[Figure content listings]

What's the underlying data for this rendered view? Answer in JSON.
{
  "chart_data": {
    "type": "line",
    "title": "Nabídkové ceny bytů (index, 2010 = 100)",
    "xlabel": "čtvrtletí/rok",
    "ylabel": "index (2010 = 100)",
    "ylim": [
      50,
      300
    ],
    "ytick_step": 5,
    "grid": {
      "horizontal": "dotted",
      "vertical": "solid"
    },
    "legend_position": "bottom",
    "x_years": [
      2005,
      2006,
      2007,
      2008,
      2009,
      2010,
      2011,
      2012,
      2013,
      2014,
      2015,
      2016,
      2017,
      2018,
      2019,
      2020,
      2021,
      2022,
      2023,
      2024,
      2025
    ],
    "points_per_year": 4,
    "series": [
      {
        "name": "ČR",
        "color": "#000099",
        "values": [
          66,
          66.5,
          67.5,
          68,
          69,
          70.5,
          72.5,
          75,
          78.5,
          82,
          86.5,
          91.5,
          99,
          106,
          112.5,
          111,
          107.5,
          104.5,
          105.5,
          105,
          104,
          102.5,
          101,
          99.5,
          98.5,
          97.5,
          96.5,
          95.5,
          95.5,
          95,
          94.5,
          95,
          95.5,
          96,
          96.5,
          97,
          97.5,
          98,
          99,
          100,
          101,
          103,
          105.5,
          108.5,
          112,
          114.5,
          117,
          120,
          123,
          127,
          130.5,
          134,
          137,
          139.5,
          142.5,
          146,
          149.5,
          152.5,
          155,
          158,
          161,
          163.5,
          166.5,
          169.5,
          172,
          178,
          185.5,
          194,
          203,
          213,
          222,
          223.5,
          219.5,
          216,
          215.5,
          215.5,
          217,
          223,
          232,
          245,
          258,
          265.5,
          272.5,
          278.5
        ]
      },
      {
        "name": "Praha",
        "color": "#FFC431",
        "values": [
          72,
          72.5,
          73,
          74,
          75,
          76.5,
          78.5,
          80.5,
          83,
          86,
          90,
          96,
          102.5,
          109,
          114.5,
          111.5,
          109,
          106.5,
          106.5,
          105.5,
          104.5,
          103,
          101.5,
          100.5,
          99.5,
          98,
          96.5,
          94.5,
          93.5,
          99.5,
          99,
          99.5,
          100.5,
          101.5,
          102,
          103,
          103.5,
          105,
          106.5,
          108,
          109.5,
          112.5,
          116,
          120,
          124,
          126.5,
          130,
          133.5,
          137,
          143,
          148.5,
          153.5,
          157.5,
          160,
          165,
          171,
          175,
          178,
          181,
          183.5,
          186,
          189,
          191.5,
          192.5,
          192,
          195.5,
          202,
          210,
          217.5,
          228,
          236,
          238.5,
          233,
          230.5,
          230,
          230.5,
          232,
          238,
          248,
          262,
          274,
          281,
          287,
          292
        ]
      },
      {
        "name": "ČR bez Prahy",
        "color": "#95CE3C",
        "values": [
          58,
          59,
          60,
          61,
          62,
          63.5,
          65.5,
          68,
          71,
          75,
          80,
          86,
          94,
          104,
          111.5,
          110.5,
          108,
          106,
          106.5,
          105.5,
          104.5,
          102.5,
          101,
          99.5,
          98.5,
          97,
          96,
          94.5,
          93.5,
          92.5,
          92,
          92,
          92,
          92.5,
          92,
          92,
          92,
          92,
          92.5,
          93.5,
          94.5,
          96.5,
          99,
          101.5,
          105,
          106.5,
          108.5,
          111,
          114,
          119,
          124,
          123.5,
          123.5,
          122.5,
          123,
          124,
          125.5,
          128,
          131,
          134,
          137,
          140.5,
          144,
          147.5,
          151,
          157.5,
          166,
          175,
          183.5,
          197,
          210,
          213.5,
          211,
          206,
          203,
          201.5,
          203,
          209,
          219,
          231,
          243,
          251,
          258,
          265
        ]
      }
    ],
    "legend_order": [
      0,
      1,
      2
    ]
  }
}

REQUIRED WORK —
Your task is to gather all lines from the entries above that hold the word "index".

ANSWER FOR THE TASK —
    "title": "Nabídkové ceny bytů (index, 2010 = 100)",
    "ylabel": "index (2010 = 100)",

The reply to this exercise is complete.